Task requirements
Turn the listing below into a Markdown table with two columns, Row and Line. Number each row, put one line in each row, and leave out any blank lines.

▶

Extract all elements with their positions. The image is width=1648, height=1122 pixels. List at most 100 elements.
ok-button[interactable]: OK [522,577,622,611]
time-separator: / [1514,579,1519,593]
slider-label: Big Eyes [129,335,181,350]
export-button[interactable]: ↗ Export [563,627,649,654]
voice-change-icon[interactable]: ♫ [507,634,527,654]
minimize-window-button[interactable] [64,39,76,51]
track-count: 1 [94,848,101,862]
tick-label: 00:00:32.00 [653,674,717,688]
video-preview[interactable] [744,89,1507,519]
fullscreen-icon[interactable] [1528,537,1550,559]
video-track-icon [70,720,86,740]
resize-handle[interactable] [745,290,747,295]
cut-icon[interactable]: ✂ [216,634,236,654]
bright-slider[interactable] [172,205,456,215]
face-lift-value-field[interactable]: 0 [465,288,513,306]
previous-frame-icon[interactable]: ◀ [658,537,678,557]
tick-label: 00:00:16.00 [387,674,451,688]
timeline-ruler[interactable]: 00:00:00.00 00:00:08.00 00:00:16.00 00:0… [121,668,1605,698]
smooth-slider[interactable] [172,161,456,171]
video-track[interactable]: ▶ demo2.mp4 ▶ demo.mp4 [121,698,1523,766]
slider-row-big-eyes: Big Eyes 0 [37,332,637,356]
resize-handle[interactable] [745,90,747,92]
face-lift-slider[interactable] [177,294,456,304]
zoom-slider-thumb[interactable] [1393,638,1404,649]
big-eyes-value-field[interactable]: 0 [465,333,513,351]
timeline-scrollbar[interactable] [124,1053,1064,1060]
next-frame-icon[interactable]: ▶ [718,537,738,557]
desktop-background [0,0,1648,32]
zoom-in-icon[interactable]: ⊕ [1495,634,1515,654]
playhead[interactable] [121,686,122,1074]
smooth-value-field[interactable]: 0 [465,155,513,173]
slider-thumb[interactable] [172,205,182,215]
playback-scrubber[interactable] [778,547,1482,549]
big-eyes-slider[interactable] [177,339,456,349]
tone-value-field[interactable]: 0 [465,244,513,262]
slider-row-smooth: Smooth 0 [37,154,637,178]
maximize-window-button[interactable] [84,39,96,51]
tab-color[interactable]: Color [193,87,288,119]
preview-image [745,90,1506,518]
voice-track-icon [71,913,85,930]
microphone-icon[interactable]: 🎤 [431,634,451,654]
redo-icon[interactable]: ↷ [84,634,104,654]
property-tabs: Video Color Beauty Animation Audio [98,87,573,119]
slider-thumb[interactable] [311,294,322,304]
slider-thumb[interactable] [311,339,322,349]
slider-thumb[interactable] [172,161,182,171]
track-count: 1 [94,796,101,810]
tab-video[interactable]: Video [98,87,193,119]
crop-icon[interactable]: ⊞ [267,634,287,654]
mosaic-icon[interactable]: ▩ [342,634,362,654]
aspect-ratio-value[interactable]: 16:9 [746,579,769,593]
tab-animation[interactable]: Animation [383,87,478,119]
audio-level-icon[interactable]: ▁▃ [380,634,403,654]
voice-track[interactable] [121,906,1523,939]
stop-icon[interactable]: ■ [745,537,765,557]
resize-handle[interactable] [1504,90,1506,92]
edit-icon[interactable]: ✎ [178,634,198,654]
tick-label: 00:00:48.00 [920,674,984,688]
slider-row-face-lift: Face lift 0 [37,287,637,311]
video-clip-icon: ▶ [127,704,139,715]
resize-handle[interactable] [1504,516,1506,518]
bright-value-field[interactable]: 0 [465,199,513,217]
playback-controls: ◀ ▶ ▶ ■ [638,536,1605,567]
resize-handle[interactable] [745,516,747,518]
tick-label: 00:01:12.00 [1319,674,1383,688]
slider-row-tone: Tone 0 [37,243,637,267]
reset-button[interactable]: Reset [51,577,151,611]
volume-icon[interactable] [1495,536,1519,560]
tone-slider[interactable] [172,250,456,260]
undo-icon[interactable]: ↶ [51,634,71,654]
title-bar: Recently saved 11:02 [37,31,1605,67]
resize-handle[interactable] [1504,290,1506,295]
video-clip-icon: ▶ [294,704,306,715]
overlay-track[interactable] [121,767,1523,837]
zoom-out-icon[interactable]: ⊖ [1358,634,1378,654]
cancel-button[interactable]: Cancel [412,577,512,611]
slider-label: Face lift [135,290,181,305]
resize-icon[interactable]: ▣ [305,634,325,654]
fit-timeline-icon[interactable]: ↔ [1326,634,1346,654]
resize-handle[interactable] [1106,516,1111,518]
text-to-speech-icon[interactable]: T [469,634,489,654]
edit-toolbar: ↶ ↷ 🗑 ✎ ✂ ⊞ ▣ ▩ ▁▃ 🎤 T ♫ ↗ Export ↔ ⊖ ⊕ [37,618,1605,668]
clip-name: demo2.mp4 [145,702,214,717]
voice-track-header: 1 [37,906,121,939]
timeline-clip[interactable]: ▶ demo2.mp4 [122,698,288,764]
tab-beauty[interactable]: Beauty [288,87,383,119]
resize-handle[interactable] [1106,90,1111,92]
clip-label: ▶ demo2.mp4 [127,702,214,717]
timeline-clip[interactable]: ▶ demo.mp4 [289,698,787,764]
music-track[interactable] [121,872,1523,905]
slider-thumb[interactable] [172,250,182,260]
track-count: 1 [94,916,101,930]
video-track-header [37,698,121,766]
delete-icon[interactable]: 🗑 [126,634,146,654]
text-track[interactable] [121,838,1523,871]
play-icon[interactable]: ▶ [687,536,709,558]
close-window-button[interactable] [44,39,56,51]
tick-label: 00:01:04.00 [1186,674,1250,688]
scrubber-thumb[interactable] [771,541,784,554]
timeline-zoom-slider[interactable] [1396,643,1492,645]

◀

Exercise response
| Row | Line |
|---|---|
| 1 | Extract all elements with their positions. The image is width=1648, height=1122 pixels. List at most 100 elements. |
| 2 | ok-button[interactable]: OK [522,577,622,611] |
| 3 | time-separator: / [1514,579,1519,593] |
| 4 | slider-label: Big Eyes [129,335,181,350] |
| 5 | export-button[interactable]: ↗ Export [563,627,649,654] |
| 6 | voice-change-icon[interactable]: ♫ [507,634,527,654] |
| 7 | minimize-window-button[interactable] [64,39,76,51] |
| 8 | track-count: 1 [94,848,101,862] |
| 9 | tick-label: 00:00:32.00 [653,674,717,688] |
| 10 | video-preview[interactable] [744,89,1507,519] |
| 11 | fullscreen-icon[interactable] [1528,537,1550,559] |
| 12 | video-track-icon [70,720,86,740] |
| 13 | resize-handle[interactable] [745,290,747,295] |
| 14 | cut-icon[interactable]: ✂ [216,634,236,654] |
| 15 | bright-slider[interactable] [172,205,456,215] |
| 16 | face-lift-value-field[interactable]: 0 [465,288,513,306] |
| 17 | previous-frame-icon[interactable]: ◀ [658,537,678,557] |
| 18 | tick-label: 00:00:16.00 [387,674,451,688] |
| 19 | timeline-ruler[interactable]: 00:00:00.00 00:00:08.00 00:00:16.00 00:0… [121,668,1605,698] |
| 20 | smooth-slider[interactable] [172,161,456,171] |
| 21 | video-track[interactable]: ▶ demo2.mp4 ▶ demo.mp4 [121,698,1523,766] |
| 22 | slider-row-big-eyes: Big Eyes 0 [37,332,637,356] |
| 23 | resize-handle[interactable] [745,90,747,92] |
| 24 | face-lift-slider[interactable] [177,294,456,304] |
| 25 | zoom-slider-thumb[interactable] [1393,638,1404,649] |
| 26 | big-eyes-value-field[interactable]: 0 [465,333,513,351] |
| 27 | timeline-scrollbar[interactable] [124,1053,1064,1060] |
| 28 | next-frame-icon[interactable]: ▶ [718,537,738,557] |
| 29 | desktop-background [0,0,1648,32] |
| 30 | zoom-in-icon[interactable]: ⊕ [1495,634,1515,654] |
| 31 | playhead[interactable] [121,686,122,1074] |
| 32 | smooth-value-field[interactable]: 0 [465,155,513,173] |
| 33 | slider-thumb[interactable] [172,205,182,215] |
| 34 | playback-scrubber[interactable] [778,547,1482,549] |
| 35 | big-eyes-slider[interactable] [177,339,456,349] |
| 36 | tone-value-field[interactable]: 0 [465,244,513,262] |
| 37 | slider-row-smooth: Smooth 0 [37,154,637,178] |
| 38 | maximize-window-button[interactable] [84,39,96,51] |
| 39 | tab-color[interactable]: Color [193,87,288,119] |
| 40 | preview-image [745,90,1506,518] |
| 41 | voice-track-icon [71,913,85,930] |
| 42 | microphone-icon[interactable]: 🎤 [431,634,451,654] |
| 43 | redo-icon[interactable]: ↷ [84,634,104,654] |
| 44 | property-tabs: Video Color Beauty Animation Audio [98,87,573,119] |
| 45 | slider-thumb[interactable] [311,294,322,304] |
| 46 | slider-thumb[interactable] [311,339,322,349] |
| 47 | slider-thumb[interactable] [172,161,182,171] |
| 48 | track-count: 1 [94,796,101,810] |
| 49 | tab-video[interactable]: Video [98,87,193,119] |
| 50 | crop-icon[interactable]: ⊞ [267,634,287,654] |
| 51 | mosaic-icon[interactable]: ▩ [342,634,362,654] |
| 52 | aspect-ratio-value[interactable]: 16:9 [746,579,769,593] |
| 53 | tab-animation[interactable]: Animation [383,87,478,119] |
| 54 | audio-level-icon[interactable]: ▁▃ [380,634,403,654] |
| 55 | voice-track[interactable] [121,906,1523,939] |
| 56 | stop-icon[interactable]: ■ [745,537,765,557] |
| 57 | resize-handle[interactable] [1504,90,1506,92] |
| 58 | edit-icon[interactable]: ✎ [178,634,198,654] |
| 59 | tick-label: 00:00:48.00 [920,674,984,688] |
| 60 | slider-row-face-lift: Face lift 0 [37,287,637,311] |
| 61 | video-clip-icon: ▶ [127,704,139,715] |
| 62 | resize-handle[interactable] [1504,516,1506,518] |
| 63 | bright-value-field[interactable]: 0 [465,199,513,217] |
| 64 | playback-controls: ◀ ▶ ▶ ■ [638,536,1605,567] |
| 65 | resize-handle[interactable] [745,516,747,518] |
| 66 | tick-label: 00:01:12.00 [1319,674,1383,688] |
| 67 | slider-row-tone: Tone 0 [37,243,637,267] |
| 68 | reset-button[interactable]: Reset [51,577,151,611] |
| 69 | volume-icon[interactable] [1495,536,1519,560] |
| 70 | tone-slider[interactable] [172,250,456,260] |
| 71 | undo-icon[interactable]: ↶ [51,634,71,654] |
| 72 | title-bar: Recently saved 11:02 [37,31,1605,67] |
| 73 | resize-handle[interactable] [1504,290,1506,295] |
| 74 | video-clip-icon: ▶ [294,704,306,715] |
| 75 | overlay-track[interactable] [121,767,1523,837] |
| 76 | zoom-out-icon[interactable]: ⊖ [1358,634,1378,654] |
| 77 | cancel-button[interactable]: Cancel [412,577,512,611] |
| 78 | slider-label: Face lift [135,290,181,305] |
| 79 | resize-icon[interactable]: ▣ [305,634,325,654] |
| 80 | fit-timeline-icon[interactable]: ↔ [1326,634,1346,654] |
| 81 | resize-handle[interactable] [1106,516,1111,518] |
| 82 | text-to-speech-icon[interactable]: T [469,634,489,654] |
| 83 | edit-toolbar: ↶ ↷ 🗑 ✎ ✂ ⊞ ▣ ▩ ▁▃ 🎤 T ♫ ↗ Export ↔ ⊖ ⊕ [37,618,1605,668] |
| 84 | clip-name: demo2.mp4 [145,702,214,717] |
| 85 | voice-track-header: 1 [37,906,121,939] |
| 86 | timeline-clip[interactable]: ▶ demo2.mp4 [122,698,288,764] |
| 87 | tab-beauty[interactable]: Beauty [288,87,383,119] |
| 88 | resize-handle[interactable] [1106,90,1111,92] |
| 89 | clip-label: ▶ demo2.mp4 [127,702,214,717] |
| 90 | timeline-clip[interactable]: ▶ demo.mp4 [289,698,787,764] |
| 91 | music-track[interactable] [121,872,1523,905] |
| 92 | slider-thumb[interactable] [172,250,182,260] |
| 93 | track-count: 1 [94,916,101,930] |
| 94 | video-track-header [37,698,121,766] |
| 95 | delete-icon[interactable]: 🗑 [126,634,146,654] |
| 96 | text-track[interactable] [121,838,1523,871] |
| 97 | play-icon[interactable]: ▶ [687,536,709,558] |
| 98 | close-window-button[interactable] [44,39,56,51] |
| 99 | tick-label: 00:01:04.00 [1186,674,1250,688] |
| 100 | scrubber-thumb[interactable] [771,541,784,554] |
| 101 | timeline-zoom-slider[interactable] [1396,643,1492,645] |